Comb through the entries for "image" and pull out each line that holds it.

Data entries
>> BEGIN

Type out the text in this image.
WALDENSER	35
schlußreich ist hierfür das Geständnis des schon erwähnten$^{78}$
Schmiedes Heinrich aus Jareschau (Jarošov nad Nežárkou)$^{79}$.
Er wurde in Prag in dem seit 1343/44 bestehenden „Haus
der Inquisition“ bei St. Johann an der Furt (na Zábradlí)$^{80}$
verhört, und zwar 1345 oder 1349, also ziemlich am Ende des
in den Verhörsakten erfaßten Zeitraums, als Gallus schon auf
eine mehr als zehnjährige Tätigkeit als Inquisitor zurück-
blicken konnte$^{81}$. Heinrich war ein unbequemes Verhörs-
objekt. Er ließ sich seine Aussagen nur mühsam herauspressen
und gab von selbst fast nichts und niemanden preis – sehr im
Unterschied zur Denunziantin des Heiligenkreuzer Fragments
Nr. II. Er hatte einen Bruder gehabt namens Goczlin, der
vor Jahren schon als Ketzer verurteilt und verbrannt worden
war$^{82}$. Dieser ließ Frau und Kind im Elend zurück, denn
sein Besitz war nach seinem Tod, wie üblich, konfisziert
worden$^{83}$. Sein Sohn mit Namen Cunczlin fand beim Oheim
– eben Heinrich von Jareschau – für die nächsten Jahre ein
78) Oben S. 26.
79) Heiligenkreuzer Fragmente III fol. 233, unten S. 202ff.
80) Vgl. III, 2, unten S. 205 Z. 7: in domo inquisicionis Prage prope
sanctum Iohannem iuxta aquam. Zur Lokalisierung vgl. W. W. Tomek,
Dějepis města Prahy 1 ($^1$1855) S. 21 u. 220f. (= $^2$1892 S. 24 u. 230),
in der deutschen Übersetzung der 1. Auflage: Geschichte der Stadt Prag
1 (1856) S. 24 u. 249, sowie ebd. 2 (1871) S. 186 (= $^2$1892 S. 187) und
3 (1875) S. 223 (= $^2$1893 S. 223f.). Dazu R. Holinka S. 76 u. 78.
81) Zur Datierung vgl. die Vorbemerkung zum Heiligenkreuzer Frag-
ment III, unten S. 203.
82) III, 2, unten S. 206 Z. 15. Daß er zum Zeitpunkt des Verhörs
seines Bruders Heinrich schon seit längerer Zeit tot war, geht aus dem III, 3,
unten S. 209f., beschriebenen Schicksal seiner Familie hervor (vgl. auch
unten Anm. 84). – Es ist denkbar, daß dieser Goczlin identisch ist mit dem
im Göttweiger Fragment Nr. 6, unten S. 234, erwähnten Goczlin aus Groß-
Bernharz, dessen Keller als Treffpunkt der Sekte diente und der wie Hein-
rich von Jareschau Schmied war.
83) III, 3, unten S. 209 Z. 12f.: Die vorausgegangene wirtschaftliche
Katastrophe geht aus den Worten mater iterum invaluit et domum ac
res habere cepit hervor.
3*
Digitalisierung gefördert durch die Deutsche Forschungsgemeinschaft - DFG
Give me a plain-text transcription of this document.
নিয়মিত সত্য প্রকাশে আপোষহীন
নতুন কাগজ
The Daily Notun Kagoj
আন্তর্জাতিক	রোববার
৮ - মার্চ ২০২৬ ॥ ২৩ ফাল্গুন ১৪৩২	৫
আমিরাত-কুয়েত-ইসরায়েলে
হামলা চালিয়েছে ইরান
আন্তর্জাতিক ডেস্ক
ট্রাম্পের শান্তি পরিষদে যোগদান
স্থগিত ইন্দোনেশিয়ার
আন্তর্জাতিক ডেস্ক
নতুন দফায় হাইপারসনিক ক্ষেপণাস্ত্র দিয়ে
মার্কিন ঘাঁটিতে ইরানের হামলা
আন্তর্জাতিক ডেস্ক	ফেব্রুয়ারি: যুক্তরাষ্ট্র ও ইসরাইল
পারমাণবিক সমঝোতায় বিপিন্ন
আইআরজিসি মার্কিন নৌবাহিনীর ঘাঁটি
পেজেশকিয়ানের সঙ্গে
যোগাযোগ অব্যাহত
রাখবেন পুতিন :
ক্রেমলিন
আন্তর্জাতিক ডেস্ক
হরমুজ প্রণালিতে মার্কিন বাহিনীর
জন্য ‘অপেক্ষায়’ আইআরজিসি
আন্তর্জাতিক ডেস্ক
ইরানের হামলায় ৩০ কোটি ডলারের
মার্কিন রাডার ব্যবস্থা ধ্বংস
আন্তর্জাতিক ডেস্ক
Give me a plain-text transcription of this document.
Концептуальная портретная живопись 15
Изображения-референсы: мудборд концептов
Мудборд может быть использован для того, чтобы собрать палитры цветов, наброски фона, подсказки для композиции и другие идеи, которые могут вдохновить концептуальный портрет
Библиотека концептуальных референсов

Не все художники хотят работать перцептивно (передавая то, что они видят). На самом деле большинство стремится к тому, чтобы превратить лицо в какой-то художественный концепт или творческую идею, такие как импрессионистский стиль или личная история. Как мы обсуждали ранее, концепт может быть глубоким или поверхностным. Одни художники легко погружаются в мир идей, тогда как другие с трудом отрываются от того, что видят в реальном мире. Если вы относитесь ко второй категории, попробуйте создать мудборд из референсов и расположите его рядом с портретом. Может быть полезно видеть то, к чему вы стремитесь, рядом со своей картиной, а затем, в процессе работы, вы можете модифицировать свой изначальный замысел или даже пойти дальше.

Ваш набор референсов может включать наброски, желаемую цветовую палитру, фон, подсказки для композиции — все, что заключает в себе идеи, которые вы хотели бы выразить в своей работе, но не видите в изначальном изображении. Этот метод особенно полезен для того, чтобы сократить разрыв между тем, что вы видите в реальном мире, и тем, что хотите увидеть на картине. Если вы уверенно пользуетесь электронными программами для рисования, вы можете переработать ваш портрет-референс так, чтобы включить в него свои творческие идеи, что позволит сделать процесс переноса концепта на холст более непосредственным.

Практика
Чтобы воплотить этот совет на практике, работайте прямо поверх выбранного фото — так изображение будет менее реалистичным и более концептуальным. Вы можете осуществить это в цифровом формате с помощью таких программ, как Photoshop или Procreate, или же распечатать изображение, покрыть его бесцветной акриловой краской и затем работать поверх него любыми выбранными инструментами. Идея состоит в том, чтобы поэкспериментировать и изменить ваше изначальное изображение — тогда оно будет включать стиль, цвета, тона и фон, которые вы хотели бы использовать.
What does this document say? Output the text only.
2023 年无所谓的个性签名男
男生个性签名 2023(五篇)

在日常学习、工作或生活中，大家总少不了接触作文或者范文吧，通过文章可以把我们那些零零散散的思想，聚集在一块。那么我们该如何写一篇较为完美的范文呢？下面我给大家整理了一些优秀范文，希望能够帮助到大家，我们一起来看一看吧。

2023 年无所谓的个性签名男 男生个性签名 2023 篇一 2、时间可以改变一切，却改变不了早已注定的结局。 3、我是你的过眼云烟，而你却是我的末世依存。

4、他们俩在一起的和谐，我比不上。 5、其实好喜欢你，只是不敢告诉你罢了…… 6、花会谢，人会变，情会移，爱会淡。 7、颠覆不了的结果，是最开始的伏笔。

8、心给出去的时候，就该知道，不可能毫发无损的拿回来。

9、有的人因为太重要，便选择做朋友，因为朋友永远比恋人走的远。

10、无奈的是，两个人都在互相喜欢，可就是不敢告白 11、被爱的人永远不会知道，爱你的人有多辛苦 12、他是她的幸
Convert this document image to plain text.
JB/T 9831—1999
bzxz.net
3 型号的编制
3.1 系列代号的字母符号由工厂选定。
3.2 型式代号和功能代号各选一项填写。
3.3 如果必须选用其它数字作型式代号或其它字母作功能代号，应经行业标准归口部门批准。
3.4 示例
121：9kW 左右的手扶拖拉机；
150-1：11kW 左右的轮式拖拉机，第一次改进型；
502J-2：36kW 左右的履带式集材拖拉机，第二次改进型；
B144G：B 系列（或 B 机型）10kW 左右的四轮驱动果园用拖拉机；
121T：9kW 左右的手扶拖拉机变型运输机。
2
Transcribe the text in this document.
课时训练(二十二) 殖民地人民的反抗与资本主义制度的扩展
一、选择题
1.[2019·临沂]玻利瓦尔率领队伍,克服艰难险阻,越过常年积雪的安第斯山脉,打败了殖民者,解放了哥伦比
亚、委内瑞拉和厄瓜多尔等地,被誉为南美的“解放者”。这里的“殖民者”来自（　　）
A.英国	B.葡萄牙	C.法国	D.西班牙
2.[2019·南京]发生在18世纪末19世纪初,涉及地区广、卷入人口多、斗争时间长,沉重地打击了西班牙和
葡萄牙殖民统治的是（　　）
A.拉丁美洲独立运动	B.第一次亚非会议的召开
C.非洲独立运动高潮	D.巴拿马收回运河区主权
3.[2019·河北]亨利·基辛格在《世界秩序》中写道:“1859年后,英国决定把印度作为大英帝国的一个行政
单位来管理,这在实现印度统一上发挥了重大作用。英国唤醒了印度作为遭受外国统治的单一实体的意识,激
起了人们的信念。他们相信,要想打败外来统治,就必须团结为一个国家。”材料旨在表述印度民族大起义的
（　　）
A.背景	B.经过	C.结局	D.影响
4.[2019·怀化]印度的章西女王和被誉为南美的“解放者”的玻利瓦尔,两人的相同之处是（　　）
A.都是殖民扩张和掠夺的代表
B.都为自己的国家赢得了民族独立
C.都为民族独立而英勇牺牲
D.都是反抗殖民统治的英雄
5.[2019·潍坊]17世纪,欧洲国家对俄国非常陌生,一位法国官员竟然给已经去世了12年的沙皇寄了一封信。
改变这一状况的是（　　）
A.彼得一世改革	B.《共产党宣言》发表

>> END

Task answer:
Type out the text in this image.
Convert this document image to plain text.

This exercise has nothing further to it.